RECORDED DATA:

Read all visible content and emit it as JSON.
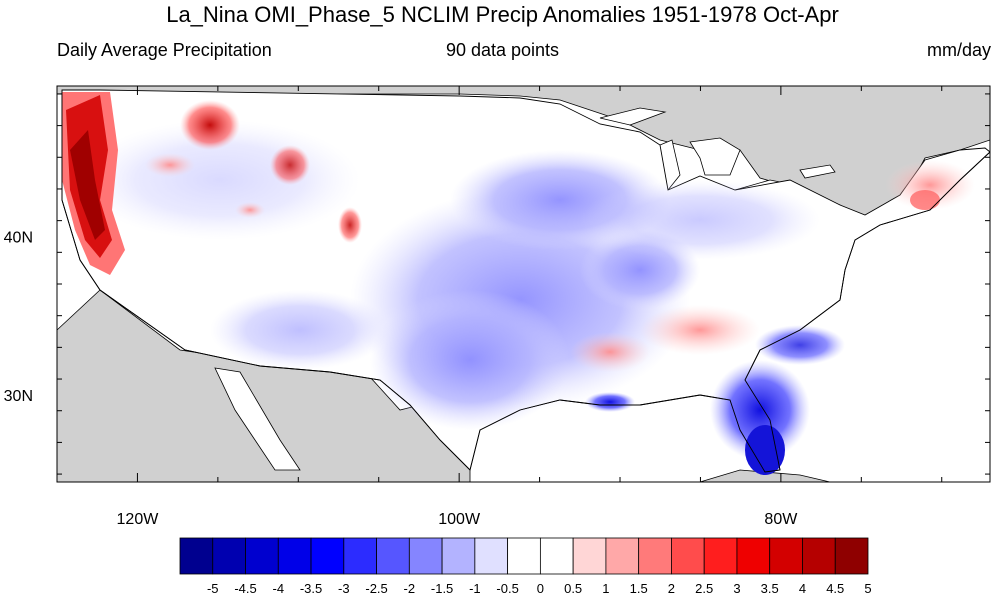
{
  "title": "La_Nina OMI_Phase_5 NCLIM Precip Anomalies 1951-1978 Oct-Apr",
  "subtitle_left": "Daily Average Precipitation",
  "subtitle_center": "90 data points",
  "subtitle_right": "mm/day",
  "map": {
    "lon_range": [
      -125,
      -67
    ],
    "lat_range": [
      24.5,
      49.5
    ],
    "lon_ticks": [
      {
        "value": -120,
        "label": "120W"
      },
      {
        "value": -100,
        "label": "100W"
      },
      {
        "value": -80,
        "label": "80W"
      }
    ],
    "lat_ticks": [
      {
        "value": 30,
        "label": "30N"
      },
      {
        "value": 40,
        "label": "40N"
      }
    ]
  },
  "colorbar": {
    "labels": [
      "-5",
      "-4.5",
      "-4",
      "-3.5",
      "-3",
      "-2.5",
      "-2",
      "-1.5",
      "-1",
      "-0.5",
      "0",
      "0.5",
      "1",
      "1.5",
      "2",
      "2.5",
      "3",
      "3.5",
      "4",
      "4.5",
      "5"
    ],
    "colors": [
      "#00008f",
      "#0000b0",
      "#0000cf",
      "#0000e8",
      "#0000ff",
      "#2c2cff",
      "#5656ff",
      "#8585ff",
      "#b3b3ff",
      "#e0e0ff",
      "#ffffff",
      "#ffffff",
      "#ffd6d6",
      "#ffa8a8",
      "#ff7a7a",
      "#ff4c4c",
      "#ff1e1e",
      "#ef0000",
      "#d30000",
      "#b50000",
      "#8f0000"
    ]
  }
}
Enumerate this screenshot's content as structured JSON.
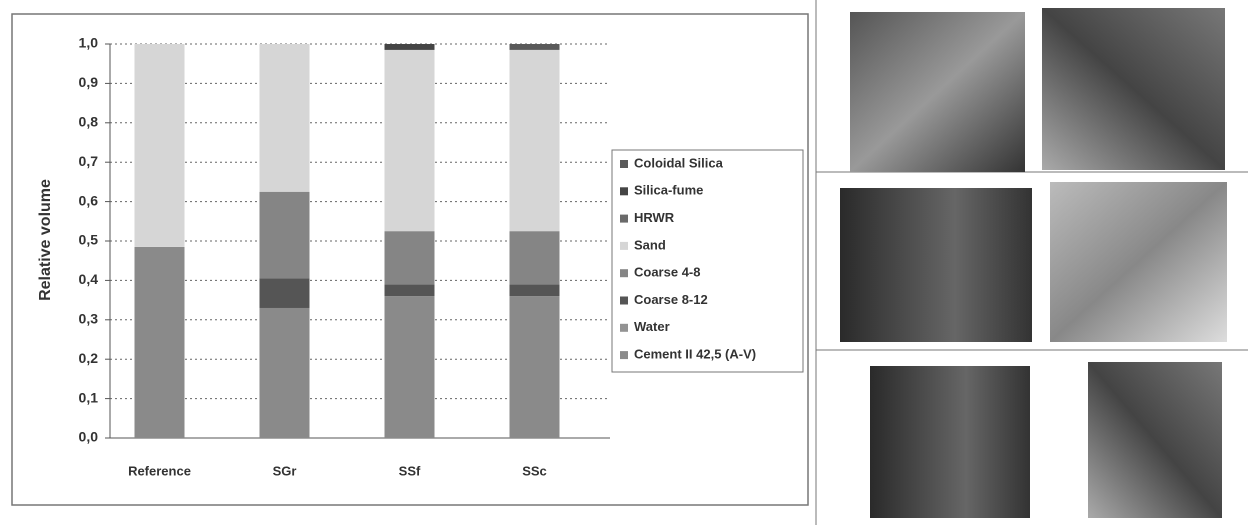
{
  "chart_data": {
    "type": "stacked_bar",
    "y_label": "Relative volume",
    "categories": [
      "Reference",
      "SGr",
      "SSf",
      "SSc"
    ],
    "series": [
      {
        "name": "Cement II  42,5 (A-V)",
        "color": "#8a8a8a",
        "values": [
          0.485,
          0.33,
          0.36,
          0.36
        ]
      },
      {
        "name": "Water",
        "color": "#939393",
        "values": [
          0,
          0,
          0,
          0
        ]
      },
      {
        "name": "Coarse 8-12",
        "color": "#555555",
        "values": [
          0,
          0.075,
          0.03,
          0.03
        ]
      },
      {
        "name": "Coarse 4-8",
        "color": "#858585",
        "values": [
          0,
          0.22,
          0.135,
          0.135
        ]
      },
      {
        "name": "Sand",
        "color": "#d6d6d6",
        "values": [
          0.515,
          0.375,
          0.46,
          0.46
        ]
      },
      {
        "name": "HRWR",
        "color": "#6a6a6a",
        "values": [
          0,
          0,
          0,
          0
        ]
      },
      {
        "name": "Silica-fume",
        "color": "#454545",
        "values": [
          0,
          0,
          0.015,
          0
        ]
      },
      {
        "name": "Coloidal Silica",
        "color": "#5a5a5a",
        "values": [
          0,
          0,
          0,
          0.015
        ]
      }
    ],
    "ylim": [
      0,
      1
    ],
    "yticks": [
      {
        "value": 0,
        "label": "0,0"
      },
      {
        "value": 0.1,
        "label": "0,1"
      },
      {
        "value": 0.2,
        "label": "0,2"
      },
      {
        "value": 0.3,
        "label": "0,3"
      },
      {
        "value": 0.4,
        "label": "0,4"
      },
      {
        "value": 0.5,
        "label": "0,5"
      },
      {
        "value": 0.6,
        "label": "0,6"
      },
      {
        "value": 0.7,
        "label": "0,7"
      },
      {
        "value": 0.8,
        "label": "0,8"
      },
      {
        "value": 0.9,
        "label": "0,9"
      },
      {
        "value": 1,
        "label": "1,0"
      }
    ],
    "grid": true,
    "legend_position": "right"
  }
}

CHALLENGE:
All of the entries above should be duplicated exactly, except for the pictures.

RESULT:
Read all visible content and emit it as JSON.
{
  "title": "La_Nina OMI_Phase_5 NCLIM Precip Anomalies 1951-1978 Oct-Apr",
  "subtitle_left": "Daily Average Precipitation",
  "subtitle_center": "90 data points",
  "subtitle_right": "mm/day",
  "map": {
    "lon_range": [
      -125,
      -67
    ],
    "lat_range": [
      24.5,
      49.5
    ],
    "lon_ticks": [
      {
        "value": -120,
        "label": "120W"
      },
      {
        "value": -100,
        "label": "100W"
      },
      {
        "value": -80,
        "label": "80W"
      }
    ],
    "lat_ticks": [
      {
        "value": 30,
        "label": "30N"
      },
      {
        "value": 40,
        "label": "40N"
      }
    ]
  },
  "colorbar": {
    "labels": [
      "-5",
      "-4.5",
      "-4",
      "-3.5",
      "-3",
      "-2.5",
      "-2",
      "-1.5",
      "-1",
      "-0.5",
      "0",
      "0.5",
      "1",
      "1.5",
      "2",
      "2.5",
      "3",
      "3.5",
      "4",
      "4.5",
      "5"
    ],
    "colors": [
      "#00008f",
      "#0000b0",
      "#0000cf",
      "#0000e8",
      "#0000ff",
      "#2c2cff",
      "#5656ff",
      "#8585ff",
      "#b3b3ff",
      "#e0e0ff",
      "#ffffff",
      "#ffffff",
      "#ffd6d6",
      "#ffa8a8",
      "#ff7a7a",
      "#ff4c4c",
      "#ff1e1e",
      "#ef0000",
      "#d30000",
      "#b50000",
      "#8f0000"
    ]
  }
}
Enumerate this screenshot's content as structured JSON.
{
  "chart_data": {
    "type": "stacked_bar",
    "y_label": "Relative volume",
    "categories": [
      "Reference",
      "SGr",
      "SSf",
      "SSc"
    ],
    "series": [
      {
        "name": "Cement II  42,5 (A-V)",
        "color": "#8a8a8a",
        "values": [
          0.485,
          0.33,
          0.36,
          0.36
        ]
      },
      {
        "name": "Water",
        "color": "#939393",
        "values": [
          0,
          0,
          0,
          0
        ]
      },
      {
        "name": "Coarse 8-12",
        "color": "#555555",
        "values": [
          0,
          0.075,
          0.03,
          0.03
        ]
      },
      {
        "name": "Coarse 4-8",
        "color": "#858585",
        "values": [
          0,
          0.22,
          0.135,
          0.135
        ]
      },
      {
        "name": "Sand",
        "color": "#d6d6d6",
        "values": [
          0.515,
          0.375,
          0.46,
          0.46
        ]
      },
      {
        "name": "HRWR",
        "color": "#6a6a6a",
        "values": [
          0,
          0,
          0,
          0
        ]
      },
      {
        "name": "Silica-fume",
        "color": "#454545",
        "values": [
          0,
          0,
          0.015,
          0
        ]
      },
      {
        "name": "Coloidal Silica",
        "color": "#5a5a5a",
        "values": [
          0,
          0,
          0,
          0.015
        ]
      }
    ],
    "ylim": [
      0,
      1
    ],
    "yticks": [
      {
        "value": 0,
        "label": "0,0"
      },
      {
        "value": 0.1,
        "label": "0,1"
      },
      {
        "value": 0.2,
        "label": "0,2"
      },
      {
        "value": 0.3,
        "label": "0,3"
      },
      {
        "value": 0.4,
        "label": "0,4"
      },
      {
        "value": 0.5,
        "label": "0,5"
      },
      {
        "value": 0.6,
        "label": "0,6"
      },
      {
        "value": 0.7,
        "label": "0,7"
      },
      {
        "value": 0.8,
        "label": "0,8"
      },
      {
        "value": 0.9,
        "label": "0,9"
      },
      {
        "value": 1,
        "label": "1,0"
      }
    ],
    "grid": true,
    "legend_position": "right"
  }
}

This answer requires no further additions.